Leaving the pictures aside, transcribe every line below exactly.

**Exercise materials**.

* * * *

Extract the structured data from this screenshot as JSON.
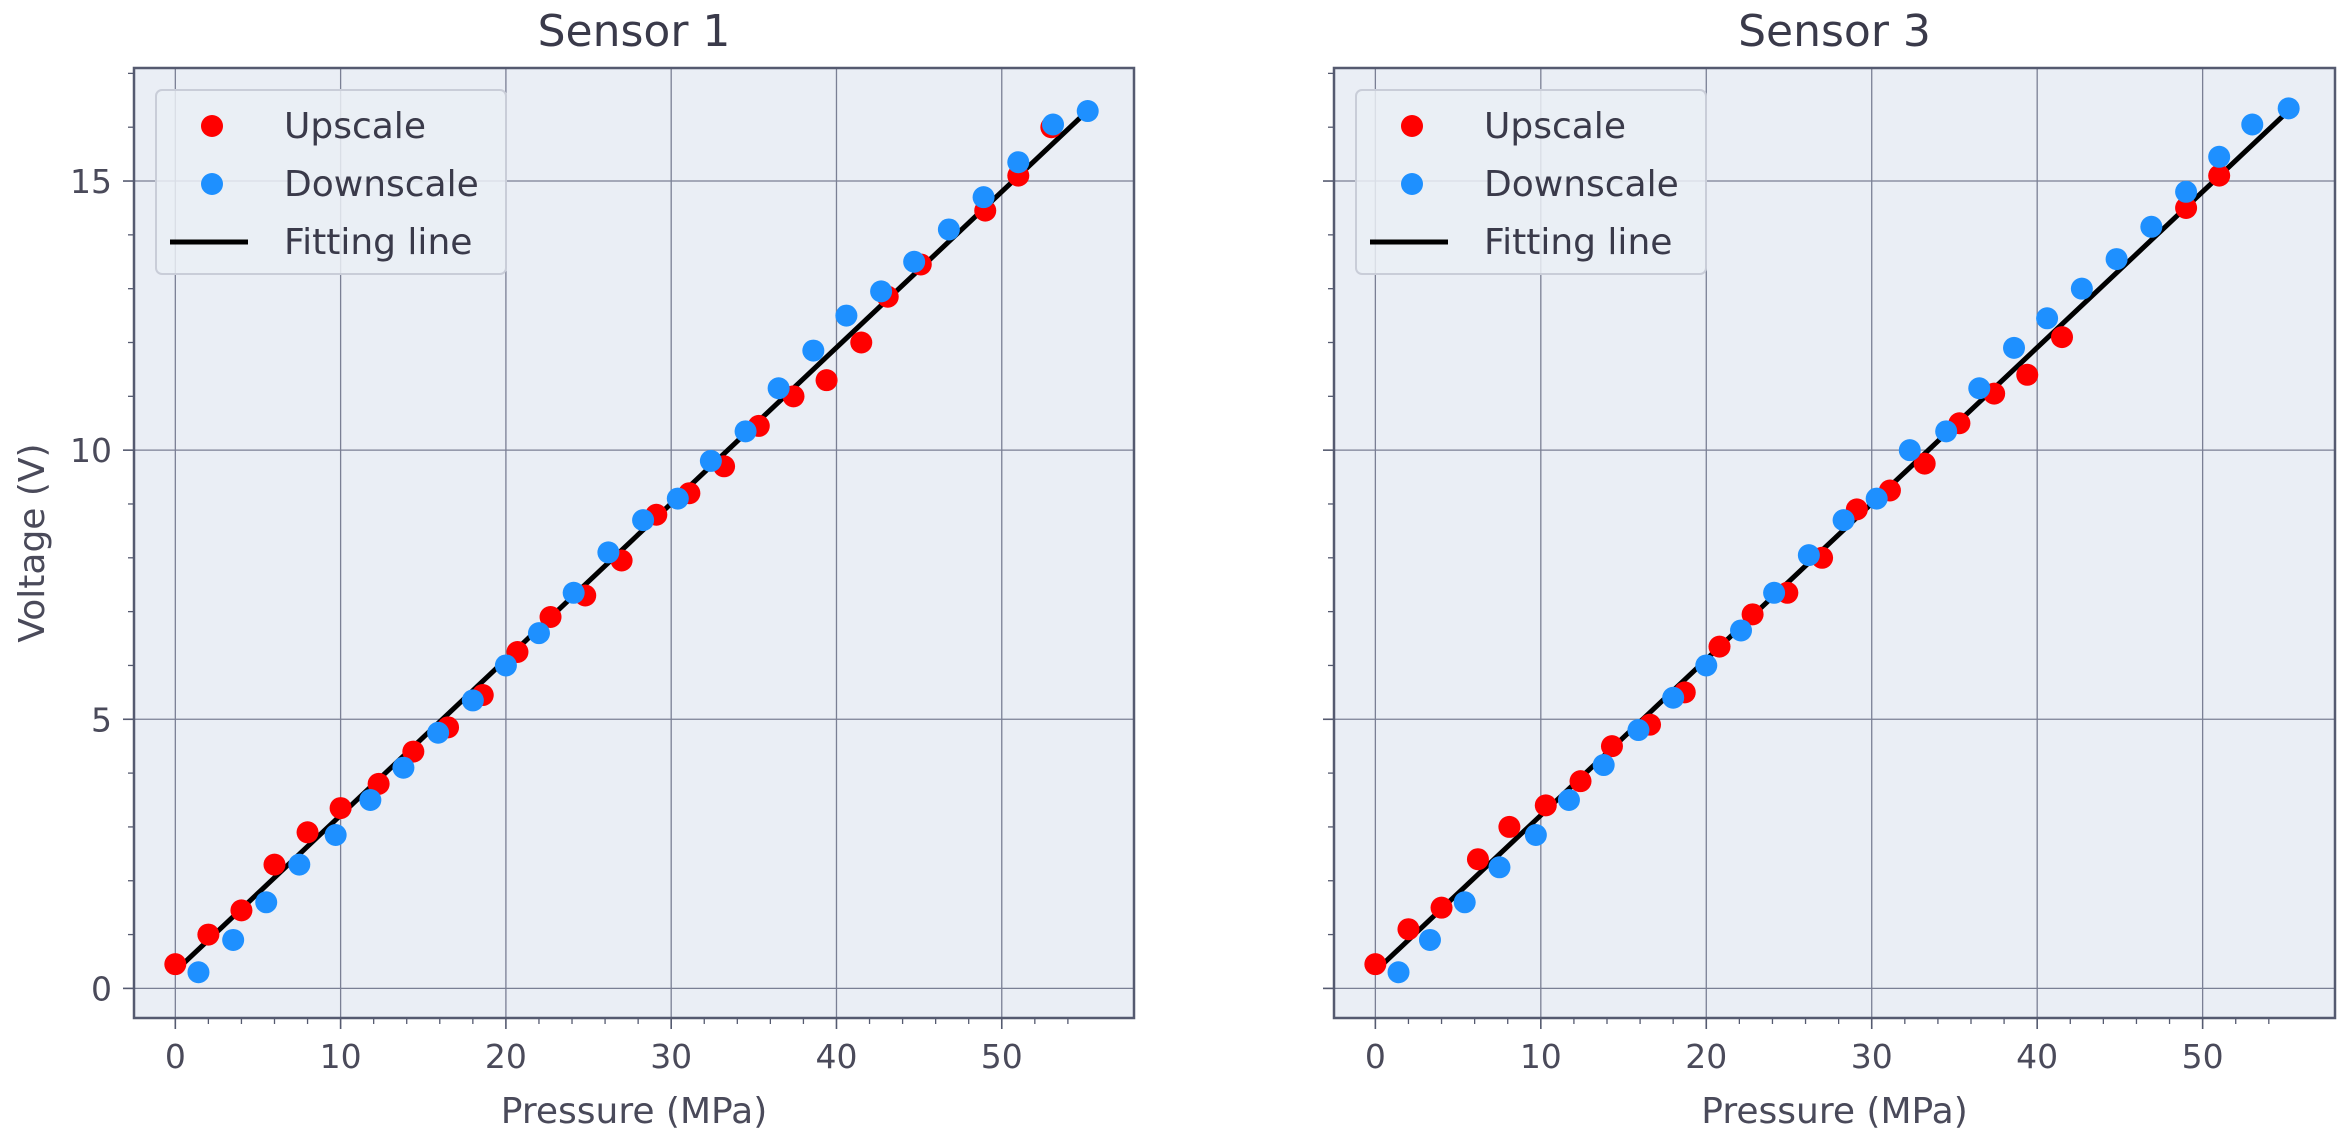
{
  "colors": {
    "background": "#eaeef5",
    "grid": "#7a7f94",
    "frame": "#555a70",
    "upscale": "#ff0000",
    "downscale": "#1e90ff",
    "fit": "#000000"
  },
  "chart_data": [
    {
      "type": "scatter",
      "title": "Sensor 1",
      "xlabel": "Pressure (MPa)",
      "ylabel": "Voltage (V)",
      "xlim": [
        -2.5,
        58
      ],
      "ylim": [
        -0.55,
        17.1
      ],
      "xticks": [
        0,
        10,
        20,
        30,
        40,
        50
      ],
      "yticks": [
        0,
        5,
        10,
        15
      ],
      "show_yticklabels": true,
      "grid": true,
      "legend": "top-left",
      "legend_labels": [
        "Upscale",
        "Downscale",
        "Fitting line"
      ],
      "series": [
        {
          "name": "Upscale",
          "color": "#ff0000",
          "x": [
            0,
            2,
            4,
            6,
            8,
            10,
            12.3,
            14.4,
            16.5,
            18.6,
            20.7,
            22.7,
            24.8,
            27,
            29.1,
            31.1,
            33.2,
            35.3,
            37.4,
            39.4,
            41.5,
            43.1,
            45.1,
            49,
            51,
            53
          ],
          "y": [
            0.45,
            1.0,
            1.45,
            2.3,
            2.9,
            3.35,
            3.8,
            4.4,
            4.85,
            5.45,
            6.25,
            6.9,
            7.3,
            7.95,
            8.8,
            9.2,
            9.7,
            10.45,
            11.0,
            11.3,
            12.0,
            12.85,
            13.45,
            14.45,
            15.1,
            16.0
          ]
        },
        {
          "name": "Downscale",
          "color": "#1e90ff",
          "x": [
            1.4,
            3.5,
            5.5,
            7.5,
            9.7,
            11.8,
            13.8,
            15.9,
            18,
            20,
            22,
            24.1,
            26.2,
            28.3,
            30.4,
            32.4,
            34.5,
            36.5,
            38.6,
            40.6,
            42.7,
            44.7,
            46.8,
            48.9,
            51,
            53.1,
            55.2
          ],
          "y": [
            0.3,
            0.9,
            1.6,
            2.3,
            2.85,
            3.5,
            4.1,
            4.75,
            5.35,
            6.0,
            6.6,
            7.35,
            8.1,
            8.7,
            9.1,
            9.8,
            10.35,
            11.15,
            11.85,
            12.5,
            12.95,
            13.5,
            14.1,
            14.7,
            15.35,
            16.05,
            16.3
          ]
        },
        {
          "name": "Fitting line",
          "color": "#000000",
          "type": "line",
          "x": [
            0,
            55
          ],
          "y": [
            0.32,
            16.25
          ]
        }
      ]
    },
    {
      "type": "scatter",
      "title": "Sensor 3",
      "xlabel": "Pressure (MPa)",
      "ylabel": "",
      "xlim": [
        -2.5,
        58
      ],
      "ylim": [
        -0.55,
        17.1
      ],
      "xticks": [
        0,
        10,
        20,
        30,
        40,
        50
      ],
      "yticks": [
        0,
        5,
        10,
        15
      ],
      "show_yticklabels": false,
      "grid": true,
      "legend": "top-left",
      "legend_labels": [
        "Upscale",
        "Downscale",
        "Fitting line"
      ],
      "series": [
        {
          "name": "Upscale",
          "color": "#ff0000",
          "x": [
            0,
            2,
            4,
            6.2,
            8.1,
            10.3,
            12.4,
            14.3,
            16.6,
            18.7,
            20.8,
            22.8,
            24.9,
            27,
            29.1,
            31.1,
            33.2,
            35.3,
            37.4,
            39.4,
            41.5,
            49,
            51
          ],
          "y": [
            0.45,
            1.1,
            1.5,
            2.4,
            3.0,
            3.4,
            3.85,
            4.5,
            4.9,
            5.5,
            6.35,
            6.95,
            7.35,
            8.0,
            8.9,
            9.25,
            9.75,
            10.5,
            11.05,
            11.4,
            12.1,
            14.5,
            15.1
          ]
        },
        {
          "name": "Downscale",
          "color": "#1e90ff",
          "x": [
            1.4,
            3.3,
            5.4,
            7.5,
            9.7,
            11.7,
            13.8,
            15.9,
            18,
            20,
            22.1,
            24.1,
            26.2,
            28.3,
            30.3,
            32.3,
            34.5,
            36.5,
            38.6,
            40.6,
            42.7,
            44.8,
            46.9,
            49,
            51,
            53,
            55.2
          ],
          "y": [
            0.3,
            0.9,
            1.6,
            2.25,
            2.85,
            3.5,
            4.15,
            4.8,
            5.4,
            6.0,
            6.65,
            7.35,
            8.05,
            8.7,
            9.1,
            10.0,
            10.35,
            11.15,
            11.9,
            12.45,
            13.0,
            13.55,
            14.15,
            14.8,
            15.45,
            16.05,
            16.35
          ]
        },
        {
          "name": "Fitting line",
          "color": "#000000",
          "type": "line",
          "x": [
            0,
            55
          ],
          "y": [
            0.32,
            16.25
          ]
        }
      ]
    }
  ]
}
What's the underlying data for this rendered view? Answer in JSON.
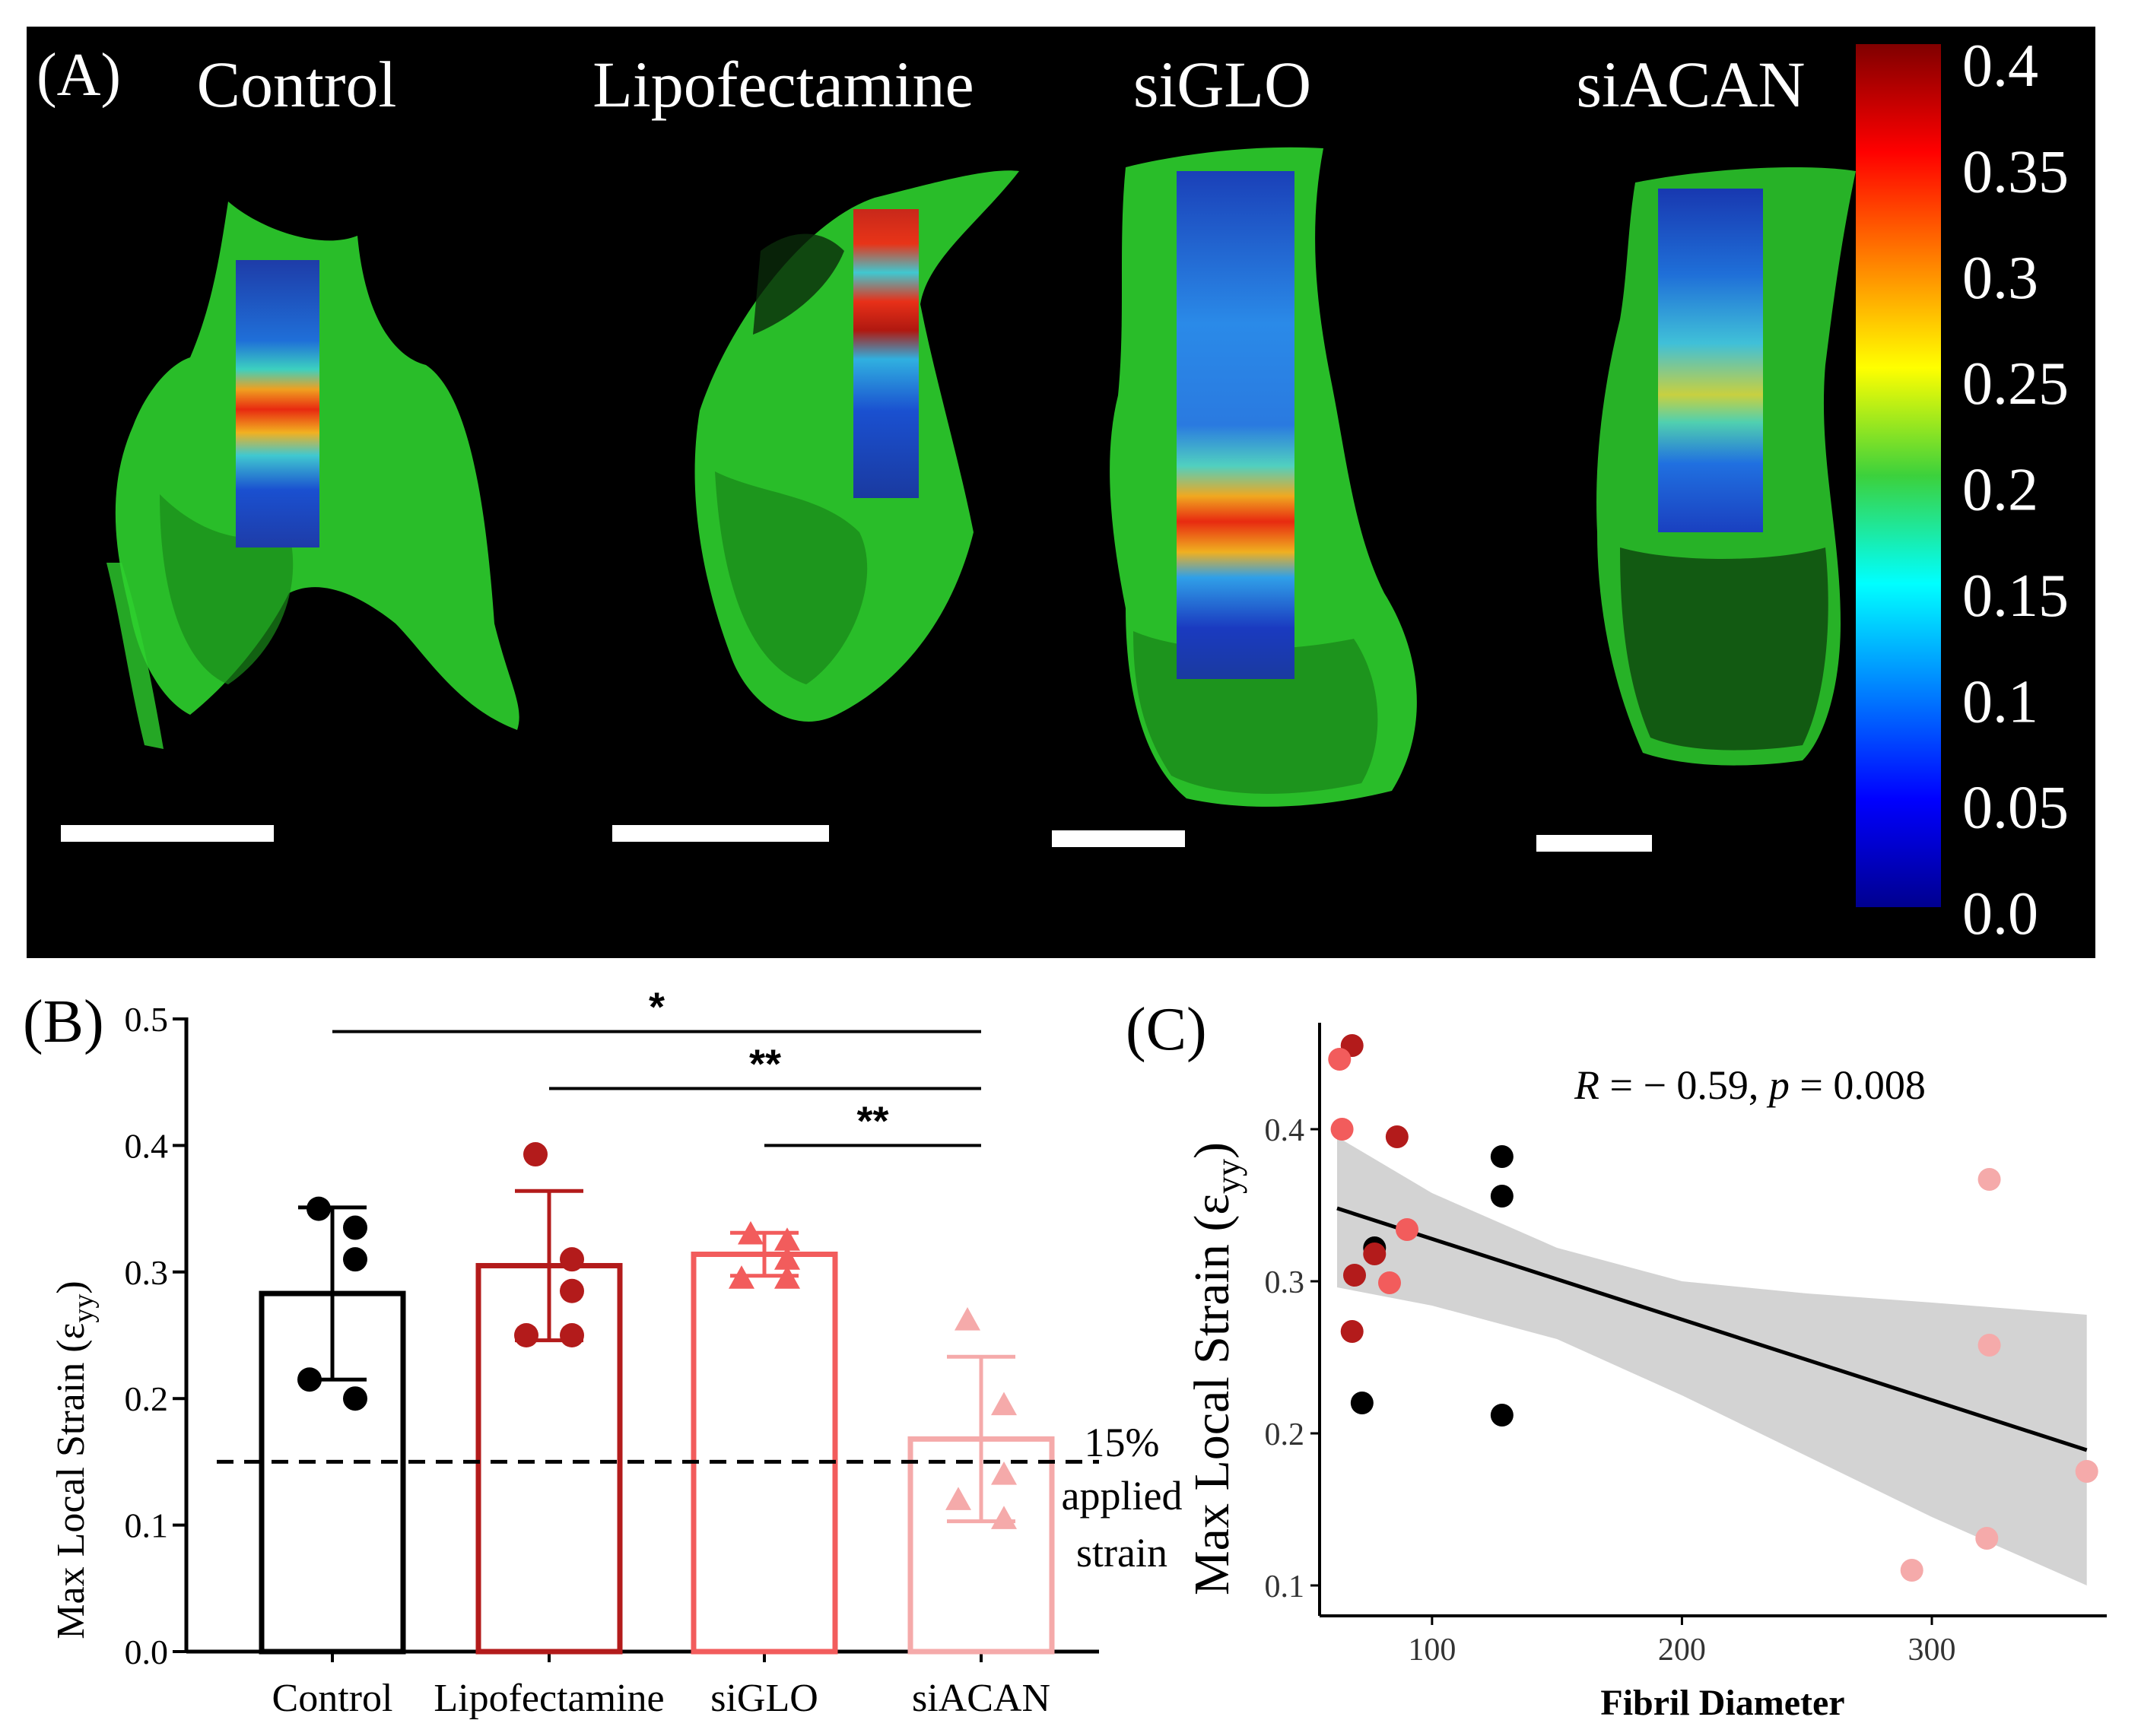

* * * *

**Complete output**.
Extract the structured data from this screenshot as JSON.
{
  "colors": {
    "background": "#eaeef5",
    "grid": "#7a7f94",
    "frame": "#555a70",
    "upscale": "#ff0000",
    "downscale": "#1e90ff",
    "fit": "#000000"
  },
  "chart_data": [
    {
      "type": "scatter",
      "title": "Sensor 1",
      "xlabel": "Pressure (MPa)",
      "ylabel": "Voltage (V)",
      "xlim": [
        -2.5,
        58
      ],
      "ylim": [
        -0.55,
        17.1
      ],
      "xticks": [
        0,
        10,
        20,
        30,
        40,
        50
      ],
      "yticks": [
        0,
        5,
        10,
        15
      ],
      "show_yticklabels": true,
      "grid": true,
      "legend": "top-left",
      "legend_labels": [
        "Upscale",
        "Downscale",
        "Fitting line"
      ],
      "series": [
        {
          "name": "Upscale",
          "color": "#ff0000",
          "x": [
            0,
            2,
            4,
            6,
            8,
            10,
            12.3,
            14.4,
            16.5,
            18.6,
            20.7,
            22.7,
            24.8,
            27,
            29.1,
            31.1,
            33.2,
            35.3,
            37.4,
            39.4,
            41.5,
            43.1,
            45.1,
            49,
            51,
            53
          ],
          "y": [
            0.45,
            1.0,
            1.45,
            2.3,
            2.9,
            3.35,
            3.8,
            4.4,
            4.85,
            5.45,
            6.25,
            6.9,
            7.3,
            7.95,
            8.8,
            9.2,
            9.7,
            10.45,
            11.0,
            11.3,
            12.0,
            12.85,
            13.45,
            14.45,
            15.1,
            16.0
          ]
        },
        {
          "name": "Downscale",
          "color": "#1e90ff",
          "x": [
            1.4,
            3.5,
            5.5,
            7.5,
            9.7,
            11.8,
            13.8,
            15.9,
            18,
            20,
            22,
            24.1,
            26.2,
            28.3,
            30.4,
            32.4,
            34.5,
            36.5,
            38.6,
            40.6,
            42.7,
            44.7,
            46.8,
            48.9,
            51,
            53.1,
            55.2
          ],
          "y": [
            0.3,
            0.9,
            1.6,
            2.3,
            2.85,
            3.5,
            4.1,
            4.75,
            5.35,
            6.0,
            6.6,
            7.35,
            8.1,
            8.7,
            9.1,
            9.8,
            10.35,
            11.15,
            11.85,
            12.5,
            12.95,
            13.5,
            14.1,
            14.7,
            15.35,
            16.05,
            16.3
          ]
        },
        {
          "name": "Fitting line",
          "color": "#000000",
          "type": "line",
          "x": [
            0,
            55
          ],
          "y": [
            0.32,
            16.25
          ]
        }
      ]
    },
    {
      "type": "scatter",
      "title": "Sensor 3",
      "xlabel": "Pressure (MPa)",
      "ylabel": "",
      "xlim": [
        -2.5,
        58
      ],
      "ylim": [
        -0.55,
        17.1
      ],
      "xticks": [
        0,
        10,
        20,
        30,
        40,
        50
      ],
      "yticks": [
        0,
        5,
        10,
        15
      ],
      "show_yticklabels": false,
      "grid": true,
      "legend": "top-left",
      "legend_labels": [
        "Upscale",
        "Downscale",
        "Fitting line"
      ],
      "series": [
        {
          "name": "Upscale",
          "color": "#ff0000",
          "x": [
            0,
            2,
            4,
            6.2,
            8.1,
            10.3,
            12.4,
            14.3,
            16.6,
            18.7,
            20.8,
            22.8,
            24.9,
            27,
            29.1,
            31.1,
            33.2,
            35.3,
            37.4,
            39.4,
            41.5,
            49,
            51
          ],
          "y": [
            0.45,
            1.1,
            1.5,
            2.4,
            3.0,
            3.4,
            3.85,
            4.5,
            4.9,
            5.5,
            6.35,
            6.95,
            7.35,
            8.0,
            8.9,
            9.25,
            9.75,
            10.5,
            11.05,
            11.4,
            12.1,
            14.5,
            15.1
          ]
        },
        {
          "name": "Downscale",
          "color": "#1e90ff",
          "x": [
            1.4,
            3.3,
            5.4,
            7.5,
            9.7,
            11.7,
            13.8,
            15.9,
            18,
            20,
            22.1,
            24.1,
            26.2,
            28.3,
            30.3,
            32.3,
            34.5,
            36.5,
            38.6,
            40.6,
            42.7,
            44.8,
            46.9,
            49,
            51,
            53,
            55.2
          ],
          "y": [
            0.3,
            0.9,
            1.6,
            2.25,
            2.85,
            3.5,
            4.15,
            4.8,
            5.4,
            6.0,
            6.65,
            7.35,
            8.05,
            8.7,
            9.1,
            10.0,
            10.35,
            11.15,
            11.9,
            12.45,
            13.0,
            13.55,
            14.15,
            14.8,
            15.45,
            16.05,
            16.35
          ]
        },
        {
          "name": "Fitting line",
          "color": "#000000",
          "type": "line",
          "x": [
            0,
            55
          ],
          "y": [
            0.32,
            16.25
          ]
        }
      ]
    }
  ]
}
What's the underlying data for this rendered view? Answer in JSON.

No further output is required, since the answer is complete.